** BEGIN **

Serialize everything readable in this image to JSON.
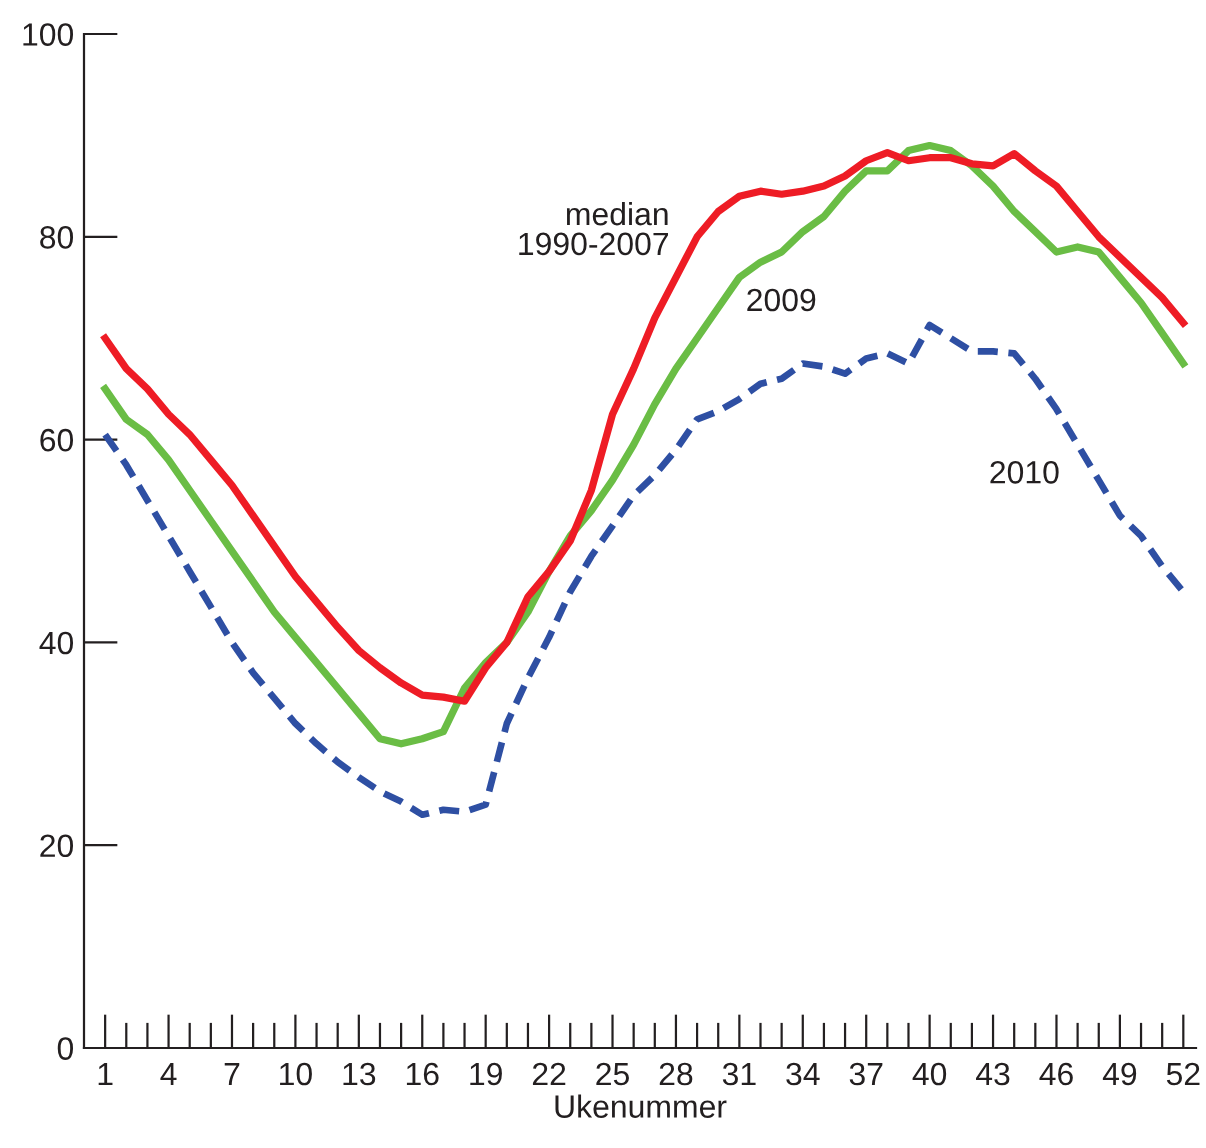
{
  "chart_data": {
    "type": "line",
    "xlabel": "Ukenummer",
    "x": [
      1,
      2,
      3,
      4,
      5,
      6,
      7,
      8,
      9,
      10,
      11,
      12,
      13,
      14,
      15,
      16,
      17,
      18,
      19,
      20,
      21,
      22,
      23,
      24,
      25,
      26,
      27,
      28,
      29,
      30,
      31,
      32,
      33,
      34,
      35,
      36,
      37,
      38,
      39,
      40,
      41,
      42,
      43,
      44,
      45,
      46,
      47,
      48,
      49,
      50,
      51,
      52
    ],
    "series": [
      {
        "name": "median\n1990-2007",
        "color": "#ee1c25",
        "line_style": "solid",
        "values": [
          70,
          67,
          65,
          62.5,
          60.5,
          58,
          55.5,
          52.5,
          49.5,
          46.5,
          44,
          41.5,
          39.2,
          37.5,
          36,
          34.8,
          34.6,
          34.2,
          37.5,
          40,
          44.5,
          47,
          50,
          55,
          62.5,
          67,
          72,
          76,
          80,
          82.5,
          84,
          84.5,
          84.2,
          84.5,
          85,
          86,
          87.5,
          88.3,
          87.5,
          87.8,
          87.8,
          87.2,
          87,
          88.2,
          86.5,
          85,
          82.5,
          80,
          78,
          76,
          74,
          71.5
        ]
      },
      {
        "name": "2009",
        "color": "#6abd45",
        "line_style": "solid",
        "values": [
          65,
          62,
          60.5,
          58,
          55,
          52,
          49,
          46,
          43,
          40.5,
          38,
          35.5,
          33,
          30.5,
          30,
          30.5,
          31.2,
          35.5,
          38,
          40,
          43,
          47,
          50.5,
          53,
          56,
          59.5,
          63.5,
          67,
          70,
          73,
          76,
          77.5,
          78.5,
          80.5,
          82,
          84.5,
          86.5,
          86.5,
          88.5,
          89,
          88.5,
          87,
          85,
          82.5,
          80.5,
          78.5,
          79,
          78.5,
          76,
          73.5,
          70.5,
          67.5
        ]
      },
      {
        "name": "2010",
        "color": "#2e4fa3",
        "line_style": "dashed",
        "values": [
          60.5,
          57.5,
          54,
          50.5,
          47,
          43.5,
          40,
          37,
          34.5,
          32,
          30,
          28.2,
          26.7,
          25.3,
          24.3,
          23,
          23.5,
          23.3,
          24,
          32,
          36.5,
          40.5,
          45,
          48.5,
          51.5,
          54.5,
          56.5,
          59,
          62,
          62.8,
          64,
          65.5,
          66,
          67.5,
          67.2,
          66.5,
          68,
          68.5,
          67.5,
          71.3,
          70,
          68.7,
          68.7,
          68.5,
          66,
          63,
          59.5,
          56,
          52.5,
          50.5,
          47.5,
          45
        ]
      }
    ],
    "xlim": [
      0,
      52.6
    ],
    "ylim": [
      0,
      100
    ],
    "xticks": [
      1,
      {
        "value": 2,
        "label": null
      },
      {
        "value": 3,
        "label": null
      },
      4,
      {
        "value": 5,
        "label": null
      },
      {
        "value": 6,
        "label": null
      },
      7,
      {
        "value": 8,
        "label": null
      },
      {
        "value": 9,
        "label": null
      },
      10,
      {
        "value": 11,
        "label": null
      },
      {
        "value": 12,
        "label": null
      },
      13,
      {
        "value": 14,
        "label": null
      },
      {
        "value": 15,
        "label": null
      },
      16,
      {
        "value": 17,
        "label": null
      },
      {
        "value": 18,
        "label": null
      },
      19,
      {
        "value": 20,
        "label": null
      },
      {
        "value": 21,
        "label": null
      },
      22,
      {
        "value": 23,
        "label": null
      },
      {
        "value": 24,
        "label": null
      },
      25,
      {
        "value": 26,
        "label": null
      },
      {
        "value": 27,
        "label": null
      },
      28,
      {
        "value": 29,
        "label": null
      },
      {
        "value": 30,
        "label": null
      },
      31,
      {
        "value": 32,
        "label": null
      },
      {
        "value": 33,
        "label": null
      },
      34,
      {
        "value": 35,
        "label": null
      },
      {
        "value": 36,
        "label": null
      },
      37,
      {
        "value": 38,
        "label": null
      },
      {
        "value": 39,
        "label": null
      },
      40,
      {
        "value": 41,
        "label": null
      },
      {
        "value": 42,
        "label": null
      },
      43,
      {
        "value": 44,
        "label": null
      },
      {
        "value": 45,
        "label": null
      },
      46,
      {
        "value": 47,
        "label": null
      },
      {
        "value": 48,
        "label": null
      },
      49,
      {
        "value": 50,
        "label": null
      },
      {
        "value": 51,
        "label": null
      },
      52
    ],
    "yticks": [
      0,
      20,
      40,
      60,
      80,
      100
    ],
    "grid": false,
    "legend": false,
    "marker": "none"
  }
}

** END **

# [Given task]
Repeat all of the records verbatim, leaving out the pictures.

# [Task answer]
Serialize everything readable in this image to JSON.
{
  "chart_data": {
    "type": "line",
    "xlabel": "Ukenummer",
    "x": [
      1,
      2,
      3,
      4,
      5,
      6,
      7,
      8,
      9,
      10,
      11,
      12,
      13,
      14,
      15,
      16,
      17,
      18,
      19,
      20,
      21,
      22,
      23,
      24,
      25,
      26,
      27,
      28,
      29,
      30,
      31,
      32,
      33,
      34,
      35,
      36,
      37,
      38,
      39,
      40,
      41,
      42,
      43,
      44,
      45,
      46,
      47,
      48,
      49,
      50,
      51,
      52
    ],
    "series": [
      {
        "name": "median\n1990-2007",
        "color": "#ee1c25",
        "line_style": "solid",
        "values": [
          70,
          67,
          65,
          62.5,
          60.5,
          58,
          55.5,
          52.5,
          49.5,
          46.5,
          44,
          41.5,
          39.2,
          37.5,
          36,
          34.8,
          34.6,
          34.2,
          37.5,
          40,
          44.5,
          47,
          50,
          55,
          62.5,
          67,
          72,
          76,
          80,
          82.5,
          84,
          84.5,
          84.2,
          84.5,
          85,
          86,
          87.5,
          88.3,
          87.5,
          87.8,
          87.8,
          87.2,
          87,
          88.2,
          86.5,
          85,
          82.5,
          80,
          78,
          76,
          74,
          71.5
        ]
      },
      {
        "name": "2009",
        "color": "#6abd45",
        "line_style": "solid",
        "values": [
          65,
          62,
          60.5,
          58,
          55,
          52,
          49,
          46,
          43,
          40.5,
          38,
          35.5,
          33,
          30.5,
          30,
          30.5,
          31.2,
          35.5,
          38,
          40,
          43,
          47,
          50.5,
          53,
          56,
          59.5,
          63.5,
          67,
          70,
          73,
          76,
          77.5,
          78.5,
          80.5,
          82,
          84.5,
          86.5,
          86.5,
          88.5,
          89,
          88.5,
          87,
          85,
          82.5,
          80.5,
          78.5,
          79,
          78.5,
          76,
          73.5,
          70.5,
          67.5
        ]
      },
      {
        "name": "2010",
        "color": "#2e4fa3",
        "line_style": "dashed",
        "values": [
          60.5,
          57.5,
          54,
          50.5,
          47,
          43.5,
          40,
          37,
          34.5,
          32,
          30,
          28.2,
          26.7,
          25.3,
          24.3,
          23,
          23.5,
          23.3,
          24,
          32,
          36.5,
          40.5,
          45,
          48.5,
          51.5,
          54.5,
          56.5,
          59,
          62,
          62.8,
          64,
          65.5,
          66,
          67.5,
          67.2,
          66.5,
          68,
          68.5,
          67.5,
          71.3,
          70,
          68.7,
          68.7,
          68.5,
          66,
          63,
          59.5,
          56,
          52.5,
          50.5,
          47.5,
          45
        ]
      }
    ],
    "xlim": [
      0,
      52.6
    ],
    "ylim": [
      0,
      100
    ],
    "xticks": [
      1,
      {
        "value": 2,
        "label": null
      },
      {
        "value": 3,
        "label": null
      },
      4,
      {
        "value": 5,
        "label": null
      },
      {
        "value": 6,
        "label": null
      },
      7,
      {
        "value": 8,
        "label": null
      },
      {
        "value": 9,
        "label": null
      },
      10,
      {
        "value": 11,
        "label": null
      },
      {
        "value": 12,
        "label": null
      },
      13,
      {
        "value": 14,
        "label": null
      },
      {
        "value": 15,
        "label": null
      },
      16,
      {
        "value": 17,
        "label": null
      },
      {
        "value": 18,
        "label": null
      },
      19,
      {
        "value": 20,
        "label": null
      },
      {
        "value": 21,
        "label": null
      },
      22,
      {
        "value": 23,
        "label": null
      },
      {
        "value": 24,
        "label": null
      },
      25,
      {
        "value": 26,
        "label": null
      },
      {
        "value": 27,
        "label": null
      },
      28,
      {
        "value": 29,
        "label": null
      },
      {
        "value": 30,
        "label": null
      },
      31,
      {
        "value": 32,
        "label": null
      },
      {
        "value": 33,
        "label": null
      },
      34,
      {
        "value": 35,
        "label": null
      },
      {
        "value": 36,
        "label": null
      },
      37,
      {
        "value": 38,
        "label": null
      },
      {
        "value": 39,
        "label": null
      },
      40,
      {
        "value": 41,
        "label": null
      },
      {
        "value": 42,
        "label": null
      },
      43,
      {
        "value": 44,
        "label": null
      },
      {
        "value": 45,
        "label": null
      },
      46,
      {
        "value": 47,
        "label": null
      },
      {
        "value": 48,
        "label": null
      },
      49,
      {
        "value": 50,
        "label": null
      },
      {
        "value": 51,
        "label": null
      },
      52
    ],
    "yticks": [
      0,
      20,
      40,
      60,
      80,
      100
    ],
    "grid": false,
    "legend": false,
    "marker": "none"
  }
}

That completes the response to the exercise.